+++ Input

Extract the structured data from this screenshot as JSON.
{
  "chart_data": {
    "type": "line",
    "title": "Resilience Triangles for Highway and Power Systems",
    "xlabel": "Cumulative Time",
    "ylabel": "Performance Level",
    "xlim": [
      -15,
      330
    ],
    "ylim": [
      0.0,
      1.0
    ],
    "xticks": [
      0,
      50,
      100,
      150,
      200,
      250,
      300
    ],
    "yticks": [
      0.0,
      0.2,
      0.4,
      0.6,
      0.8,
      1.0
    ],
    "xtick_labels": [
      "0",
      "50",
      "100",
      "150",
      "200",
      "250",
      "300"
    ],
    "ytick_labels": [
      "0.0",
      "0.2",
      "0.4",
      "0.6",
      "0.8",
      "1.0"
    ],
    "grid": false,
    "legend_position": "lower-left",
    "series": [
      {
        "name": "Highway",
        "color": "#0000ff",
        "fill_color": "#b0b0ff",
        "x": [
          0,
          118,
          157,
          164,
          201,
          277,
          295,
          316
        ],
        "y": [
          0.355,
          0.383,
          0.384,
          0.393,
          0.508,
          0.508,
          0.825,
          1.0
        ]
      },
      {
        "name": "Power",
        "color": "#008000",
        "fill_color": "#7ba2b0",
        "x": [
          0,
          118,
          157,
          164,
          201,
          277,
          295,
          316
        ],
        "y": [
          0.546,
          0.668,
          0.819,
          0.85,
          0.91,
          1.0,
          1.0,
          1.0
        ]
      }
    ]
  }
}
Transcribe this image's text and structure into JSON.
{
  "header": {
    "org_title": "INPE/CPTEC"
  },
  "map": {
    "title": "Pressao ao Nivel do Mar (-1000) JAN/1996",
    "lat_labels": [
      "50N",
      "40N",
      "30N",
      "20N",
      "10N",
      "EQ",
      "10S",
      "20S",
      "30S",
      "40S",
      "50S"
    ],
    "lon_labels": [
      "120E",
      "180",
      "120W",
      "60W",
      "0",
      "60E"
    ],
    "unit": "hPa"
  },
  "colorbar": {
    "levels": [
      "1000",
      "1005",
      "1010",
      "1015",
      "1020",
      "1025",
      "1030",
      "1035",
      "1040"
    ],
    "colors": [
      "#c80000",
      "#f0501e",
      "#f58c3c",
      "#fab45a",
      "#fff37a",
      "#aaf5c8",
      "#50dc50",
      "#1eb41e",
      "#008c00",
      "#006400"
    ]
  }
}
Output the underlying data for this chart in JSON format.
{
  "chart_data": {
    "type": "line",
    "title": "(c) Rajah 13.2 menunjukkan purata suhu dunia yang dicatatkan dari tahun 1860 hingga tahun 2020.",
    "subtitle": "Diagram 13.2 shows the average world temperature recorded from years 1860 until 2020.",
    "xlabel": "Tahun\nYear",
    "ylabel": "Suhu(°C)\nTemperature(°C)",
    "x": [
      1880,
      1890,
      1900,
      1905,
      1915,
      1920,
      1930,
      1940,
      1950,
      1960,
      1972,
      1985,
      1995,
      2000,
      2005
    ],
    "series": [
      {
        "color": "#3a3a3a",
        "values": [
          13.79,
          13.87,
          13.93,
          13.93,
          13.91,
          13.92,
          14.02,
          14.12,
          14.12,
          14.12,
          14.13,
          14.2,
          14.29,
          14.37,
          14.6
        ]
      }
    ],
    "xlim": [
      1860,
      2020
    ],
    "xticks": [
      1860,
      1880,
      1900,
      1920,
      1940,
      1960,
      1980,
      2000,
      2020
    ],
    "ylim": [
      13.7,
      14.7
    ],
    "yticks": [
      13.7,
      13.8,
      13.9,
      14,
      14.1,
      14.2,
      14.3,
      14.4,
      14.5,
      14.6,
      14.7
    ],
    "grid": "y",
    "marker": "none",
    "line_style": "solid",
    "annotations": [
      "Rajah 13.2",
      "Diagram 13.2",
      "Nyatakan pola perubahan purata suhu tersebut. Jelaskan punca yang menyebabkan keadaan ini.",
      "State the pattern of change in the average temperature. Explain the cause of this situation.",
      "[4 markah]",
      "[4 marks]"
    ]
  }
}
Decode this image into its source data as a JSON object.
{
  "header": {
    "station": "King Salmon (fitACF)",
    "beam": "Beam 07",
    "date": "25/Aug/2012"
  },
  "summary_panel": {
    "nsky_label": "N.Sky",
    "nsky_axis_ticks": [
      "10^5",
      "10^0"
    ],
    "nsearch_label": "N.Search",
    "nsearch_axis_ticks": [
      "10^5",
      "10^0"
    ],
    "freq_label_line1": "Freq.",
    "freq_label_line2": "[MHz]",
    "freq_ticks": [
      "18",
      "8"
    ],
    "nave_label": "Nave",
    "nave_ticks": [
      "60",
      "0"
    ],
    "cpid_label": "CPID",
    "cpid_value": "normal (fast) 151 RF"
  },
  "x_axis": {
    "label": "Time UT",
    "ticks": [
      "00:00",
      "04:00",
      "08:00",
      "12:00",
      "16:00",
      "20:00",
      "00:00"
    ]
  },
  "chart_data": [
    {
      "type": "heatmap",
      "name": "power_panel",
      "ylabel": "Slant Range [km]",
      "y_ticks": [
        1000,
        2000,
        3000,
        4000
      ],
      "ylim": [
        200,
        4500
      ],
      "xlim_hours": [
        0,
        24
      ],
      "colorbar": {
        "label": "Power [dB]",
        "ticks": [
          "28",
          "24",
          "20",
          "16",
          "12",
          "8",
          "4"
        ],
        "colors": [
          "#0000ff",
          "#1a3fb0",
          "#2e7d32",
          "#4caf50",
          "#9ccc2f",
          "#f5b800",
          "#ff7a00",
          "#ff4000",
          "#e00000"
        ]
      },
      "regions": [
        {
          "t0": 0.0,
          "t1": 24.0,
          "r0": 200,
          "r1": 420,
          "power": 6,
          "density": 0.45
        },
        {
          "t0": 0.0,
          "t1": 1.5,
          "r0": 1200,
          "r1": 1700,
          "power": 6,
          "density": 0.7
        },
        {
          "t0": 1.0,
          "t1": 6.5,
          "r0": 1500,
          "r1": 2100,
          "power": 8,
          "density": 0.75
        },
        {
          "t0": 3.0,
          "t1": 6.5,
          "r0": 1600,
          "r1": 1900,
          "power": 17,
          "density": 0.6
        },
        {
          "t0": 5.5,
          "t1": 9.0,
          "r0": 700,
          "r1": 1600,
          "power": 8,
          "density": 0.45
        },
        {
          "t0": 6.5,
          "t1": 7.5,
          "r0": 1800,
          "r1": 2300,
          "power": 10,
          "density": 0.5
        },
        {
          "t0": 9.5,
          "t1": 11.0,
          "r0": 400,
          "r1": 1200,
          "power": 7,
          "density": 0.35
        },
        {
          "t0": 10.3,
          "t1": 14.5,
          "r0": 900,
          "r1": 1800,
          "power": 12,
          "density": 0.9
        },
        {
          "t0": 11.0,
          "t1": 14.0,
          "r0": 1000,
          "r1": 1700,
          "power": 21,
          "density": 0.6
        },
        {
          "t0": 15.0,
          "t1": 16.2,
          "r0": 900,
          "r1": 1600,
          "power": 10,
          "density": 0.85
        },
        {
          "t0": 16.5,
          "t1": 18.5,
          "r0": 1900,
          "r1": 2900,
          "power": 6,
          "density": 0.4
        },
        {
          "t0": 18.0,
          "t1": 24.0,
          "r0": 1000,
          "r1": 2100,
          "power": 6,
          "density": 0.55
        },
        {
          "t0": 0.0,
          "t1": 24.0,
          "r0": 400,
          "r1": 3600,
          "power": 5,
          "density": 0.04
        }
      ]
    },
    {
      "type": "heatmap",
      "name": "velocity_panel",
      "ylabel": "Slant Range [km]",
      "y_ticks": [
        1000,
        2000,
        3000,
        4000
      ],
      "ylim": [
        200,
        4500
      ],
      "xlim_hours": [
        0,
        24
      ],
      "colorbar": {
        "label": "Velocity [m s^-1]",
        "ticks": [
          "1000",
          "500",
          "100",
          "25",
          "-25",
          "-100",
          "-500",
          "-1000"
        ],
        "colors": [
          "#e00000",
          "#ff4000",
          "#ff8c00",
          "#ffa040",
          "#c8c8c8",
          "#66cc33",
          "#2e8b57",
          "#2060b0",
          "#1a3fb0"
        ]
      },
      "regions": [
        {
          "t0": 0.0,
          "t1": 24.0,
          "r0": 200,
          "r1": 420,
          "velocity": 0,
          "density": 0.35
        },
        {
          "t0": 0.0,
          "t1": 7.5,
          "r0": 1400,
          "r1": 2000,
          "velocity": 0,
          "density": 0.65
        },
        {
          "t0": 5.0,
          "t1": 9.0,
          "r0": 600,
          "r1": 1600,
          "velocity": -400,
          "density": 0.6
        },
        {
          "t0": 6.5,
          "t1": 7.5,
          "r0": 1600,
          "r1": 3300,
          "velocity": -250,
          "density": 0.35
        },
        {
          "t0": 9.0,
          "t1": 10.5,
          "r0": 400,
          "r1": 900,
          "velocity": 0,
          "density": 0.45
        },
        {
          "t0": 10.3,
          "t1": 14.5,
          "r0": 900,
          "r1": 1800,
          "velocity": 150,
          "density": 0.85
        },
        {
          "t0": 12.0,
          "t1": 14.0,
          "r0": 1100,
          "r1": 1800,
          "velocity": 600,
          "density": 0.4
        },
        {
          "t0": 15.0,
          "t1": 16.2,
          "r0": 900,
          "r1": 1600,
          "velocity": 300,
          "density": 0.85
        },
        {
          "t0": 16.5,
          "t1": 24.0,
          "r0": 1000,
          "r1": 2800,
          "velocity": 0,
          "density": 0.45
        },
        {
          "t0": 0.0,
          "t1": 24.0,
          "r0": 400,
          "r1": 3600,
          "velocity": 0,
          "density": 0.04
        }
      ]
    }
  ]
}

++++++

**Stated problem:**
Give the number of lines in the entries above that include the string "Diagram". No other output is expected.

**Response below:**
2